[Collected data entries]
--- Start ---

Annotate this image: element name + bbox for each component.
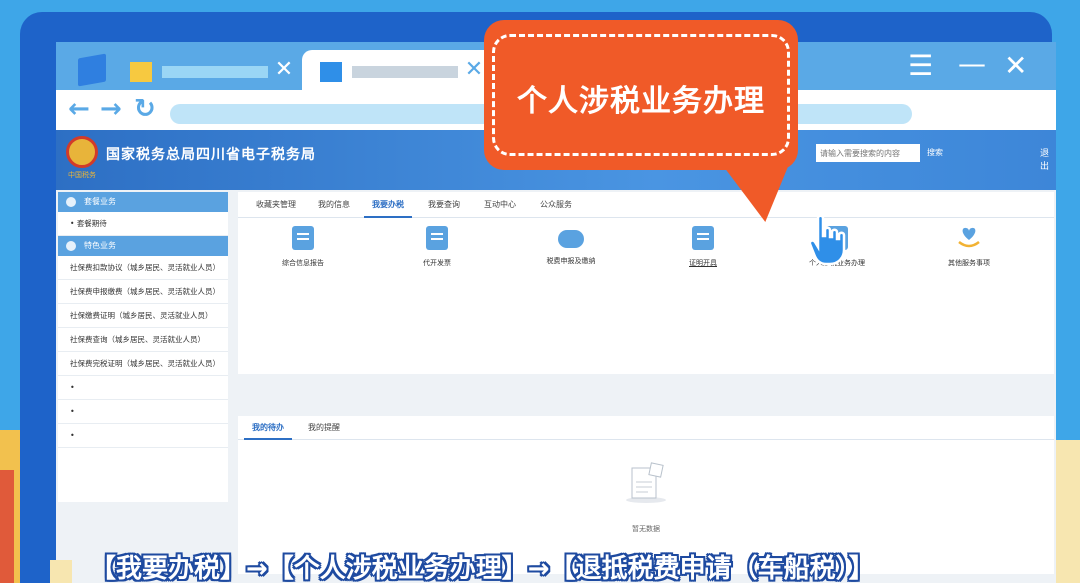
group-icon (66, 197, 76, 207)
service-label: 综合信息报告 (282, 259, 324, 267)
sidebar-group-package[interactable]: 套餐业务 (58, 192, 228, 212)
minimize-icon[interactable]: — (958, 50, 986, 78)
site-search-button[interactable]: 搜索 (922, 144, 948, 162)
service-comprehensive-report[interactable]: 综合信息报告 (248, 226, 358, 276)
sidebar: 套餐业务 • 套餐期待 特色业务 社保费扣款协议（城乡居民、灵活就业人员） 社保… (58, 192, 228, 502)
service-tax-declare-pay[interactable]: 税费申报及缴纳 (516, 226, 626, 276)
back-arrow-icon[interactable]: ← (68, 96, 90, 122)
cloud-pay-icon (558, 230, 584, 248)
sidebar-item-package-expect[interactable]: • 套餐期待 (58, 212, 228, 236)
tab-interaction[interactable]: 互动中心 (476, 192, 524, 218)
service-other[interactable]: 其他服务事项 (914, 226, 1024, 276)
tab-my-todo[interactable]: 我的待办 (244, 416, 292, 440)
sidebar-item-social-tax-proof[interactable]: 社保费完税证明（城乡居民、灵活就业人员） (58, 352, 228, 376)
sidebar-group-label: 特色业务 (84, 241, 116, 250)
service-certificate[interactable]: 证明开具 (648, 226, 758, 276)
close-icon[interactable]: ✕ (274, 59, 294, 81)
service-label: 其他服务事项 (948, 259, 990, 267)
browser-tab-inactive[interactable]: ✕ (68, 50, 300, 90)
sidebar-group-label: 套餐业务 (84, 197, 116, 206)
sidebar-item-social-query[interactable]: 社保费查询（城乡居民、灵活就业人员） (58, 328, 228, 352)
main-panel: 收藏夹管理 我的信息 我要办税 我要查询 互动中心 公众服务 综合信息报告 代开… (238, 192, 1054, 374)
tab-do-tax[interactable]: 我要办税 (364, 192, 412, 218)
sidebar-group-special[interactable]: 特色业务 (58, 236, 228, 256)
site-title: 国家税务总局四川省电子税务局 (106, 147, 316, 163)
page-content: 套餐业务 • 套餐期待 特色业务 社保费扣款协议（城乡居民、灵活就业人员） 社保… (56, 190, 1056, 583)
tab-title-placeholder (352, 66, 458, 78)
sidebar-item-social-proof[interactable]: 社保缴费证明（城乡居民、灵活就业人员） (58, 304, 228, 328)
decor-paper (50, 560, 72, 583)
tab-query[interactable]: 我要查询 (420, 192, 468, 218)
todo-tabs: 我的待办 我的提醒 (238, 416, 1054, 440)
tab-title-placeholder (162, 66, 268, 78)
window-close-icon[interactable]: ✕ (1004, 52, 1027, 80)
heart-hand-icon (956, 226, 982, 250)
decor-paper (1052, 440, 1080, 583)
sidebar-item-empty[interactable]: • (58, 400, 228, 424)
group-icon (66, 241, 76, 251)
service-label: 证明开具 (689, 259, 717, 267)
service-issue-invoice[interactable]: 代开发票 (382, 226, 492, 276)
site-search-input[interactable] (816, 144, 920, 162)
document-icon (292, 226, 314, 250)
forward-arrow-icon[interactable]: → (100, 96, 122, 122)
main-nav-tabs: 收藏夹管理 我的信息 我要办税 我要查询 互动中心 公众服务 (238, 192, 1054, 218)
callout-text: 个人涉税业务办理 (517, 84, 765, 119)
logout-link[interactable]: 退出 (1040, 146, 1056, 172)
sidebar-item-social-declare[interactable]: 社保费申报缴费（城乡居民、灵活就业人员） (58, 280, 228, 304)
refresh-icon[interactable]: ↻ (134, 96, 156, 122)
tab-favicon-icon (130, 62, 152, 82)
tab-public-service[interactable]: 公众服务 (532, 192, 580, 218)
decor-pencil-red (0, 470, 14, 583)
bottom-caption: 【我要办税】→【个人涉税业务办理】→【退抵税费申请（车船税）】 (90, 554, 875, 583)
tax-emblem-icon: 中国税务 (62, 134, 102, 182)
empty-state-text: 暂无数据 (632, 525, 660, 533)
empty-state-icon (624, 462, 668, 504)
service-label: 税费申报及缴纳 (546, 257, 596, 265)
invoice-icon (426, 226, 448, 250)
menu-icon[interactable]: ☰ (908, 52, 933, 80)
hand-pointer-icon (808, 214, 848, 266)
sidebar-item-label: 套餐期待 (76, 219, 107, 228)
sidebar-item-social-agreement[interactable]: 社保费扣款协议（城乡居民、灵活就业人员） (58, 256, 228, 280)
tab-my-reminder[interactable]: 我的提醒 (300, 416, 348, 440)
app-logo-icon (78, 53, 106, 87)
emblem-text: 中国税务 (68, 171, 96, 179)
certificate-icon (692, 226, 714, 250)
tab-favicon-icon (320, 62, 342, 82)
sidebar-item-empty[interactable]: • (58, 376, 228, 400)
callout-bubble: 个人涉税业务办理 (484, 20, 798, 170)
sidebar-item-empty[interactable]: • (58, 424, 228, 448)
tab-my-info[interactable]: 我的信息 (312, 192, 356, 218)
close-icon[interactable]: ✕ (464, 59, 484, 81)
browser-tab-active[interactable]: ✕ (302, 50, 498, 90)
tab-favorites[interactable]: 收藏夹管理 (248, 192, 304, 218)
service-label: 代开发票 (423, 259, 451, 267)
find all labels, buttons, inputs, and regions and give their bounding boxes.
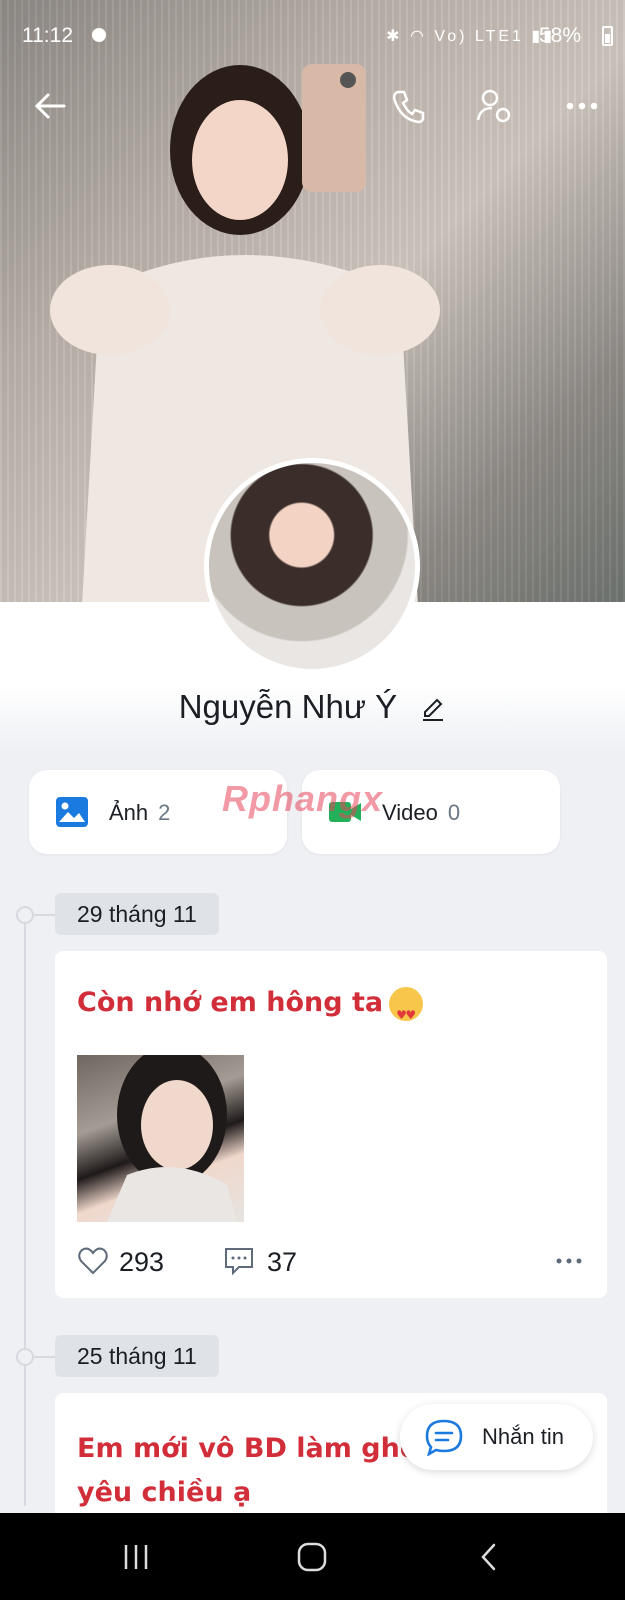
recent-apps-icon[interactable] (120, 1541, 152, 1573)
send-message-label: Nhắn tin (482, 1424, 564, 1449)
post-card[interactable]: Còn nhớ em hông ta 293 37 (55, 951, 607, 1298)
send-message-button[interactable]: Nhắn tin (400, 1404, 593, 1470)
post-date-chip: 29 tháng 11 (55, 893, 219, 935)
profile-settings-icon[interactable] (474, 86, 514, 126)
notification-icon (92, 28, 106, 42)
photos-label: Ảnh (109, 800, 149, 825)
post-date-chip: 25 tháng 11 (55, 1335, 219, 1377)
post-text: Còn nhớ em hông ta (77, 981, 424, 1037)
back-arrow-icon[interactable] (30, 86, 70, 126)
post-photo[interactable] (77, 1055, 244, 1222)
like-count: 293 (119, 1247, 165, 1277)
post-text: Em mới vô BD làm ghe yêu chiều ạ (77, 1433, 419, 1508)
heart-eyes-emoji-icon (389, 986, 424, 1037)
phone-call-icon[interactable] (388, 86, 428, 126)
watermark: Rphangx (222, 778, 384, 819)
profile-name-row: Nguyễn Như Ý (0, 688, 625, 726)
post-photo-illustration (107, 1055, 237, 1222)
profile-name: Nguyễn Như Ý (178, 688, 398, 725)
system-back-icon[interactable] (474, 1541, 506, 1573)
timeline-dot (16, 1348, 34, 1366)
timeline-line (24, 906, 26, 1506)
avatar[interactable] (204, 458, 420, 674)
videos-label: Video (382, 800, 438, 825)
comment-count: 37 (267, 1247, 298, 1277)
top-navigation (0, 80, 625, 130)
status-bar: 11:12 ✱ ◠ Vo) LTE1 ▮▮ 58% (0, 0, 625, 72)
photo-gallery-icon (56, 797, 88, 827)
timeline-tick (34, 1356, 56, 1358)
comment-icon[interactable] (223, 1245, 255, 1277)
post-more-icon[interactable] (551, 1243, 587, 1279)
chat-bubble-icon (425, 1419, 463, 1456)
like-heart-icon[interactable] (77, 1245, 109, 1277)
system-navigation-bar (0, 1513, 625, 1600)
home-icon[interactable] (296, 1541, 328, 1573)
timeline-dot (16, 906, 34, 924)
signal-indicators: ✱ ◠ Vo) LTE1 ▮▮ (386, 28, 555, 45)
videos-count: 0 (447, 800, 461, 825)
edit-pencil-icon[interactable] (420, 696, 446, 722)
post-actions: 293 37 (77, 1243, 587, 1283)
status-time: 11:12 (22, 24, 73, 47)
battery-icon (602, 26, 613, 46)
more-options-icon[interactable] (562, 86, 602, 126)
photos-count: 2 (158, 800, 171, 825)
battery-percent: 58% (538, 24, 581, 47)
timeline-tick (34, 914, 56, 916)
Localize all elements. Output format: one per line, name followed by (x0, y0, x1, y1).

--- End ---

## Work to complete
Put the lines starting at the one that contains "recent-apps-icon[interactable] (120, 1541, 152, 1573)" and ending at the one that contains "avatar[interactable] (204, 458, 420, 674)" into a Markdown table with the columns Row and Line. Number each row and leave out any blank lines.

## The reply
| Row | Line |
|---|---|
| 1 | recent-apps-icon[interactable] (120, 1541, 152, 1573) |
| 2 | send-message-label: Nhắn tin (482, 1424, 564, 1449) |
| 3 | post-card[interactable]: Còn nhớ em hông ta 293 37 (55, 951, 607, 1298) |
| 4 | send-message-button[interactable]: Nhắn tin (400, 1404, 593, 1470) |
| 5 | post-date-chip: 29 tháng 11 (55, 893, 219, 935) |
| 6 | profile-settings-icon[interactable] (474, 86, 514, 126) |
| 7 | notification-icon (92, 28, 106, 42) |
| 8 | photos-label: Ảnh (109, 800, 149, 825) |
| 9 | post-date-chip: 25 tháng 11 (55, 1335, 219, 1377) |
| 10 | post-text: Còn nhớ em hông ta (77, 981, 424, 1037) |
| 11 | back-arrow-icon[interactable] (30, 86, 70, 126) |
| 12 | post-photo[interactable] (77, 1055, 244, 1222) |
| 13 | like-count: 293 (119, 1247, 165, 1277) |
| 14 | post-text: Em mới vô BD làm ghe yêu chiều ạ (77, 1433, 419, 1508) |
| 15 | heart-eyes-emoji-icon (389, 986, 424, 1037) |
| 16 | phone-call-icon[interactable] (388, 86, 428, 126) |
| 17 | watermark: Rphangx (222, 778, 384, 819) |
| 18 | profile-name-row: Nguyễn Như Ý (0, 688, 625, 726) |
| 19 | post-photo-illustration (107, 1055, 237, 1222) |
| 20 | profile-name: Nguyễn Như Ý (178, 688, 398, 725) |
| 21 | system-back-icon[interactable] (474, 1541, 506, 1573) |
| 22 | timeline-dot (16, 1348, 34, 1366) |
| 23 | timeline-line (24, 906, 26, 1506) |
| 24 | avatar[interactable] (204, 458, 420, 674) |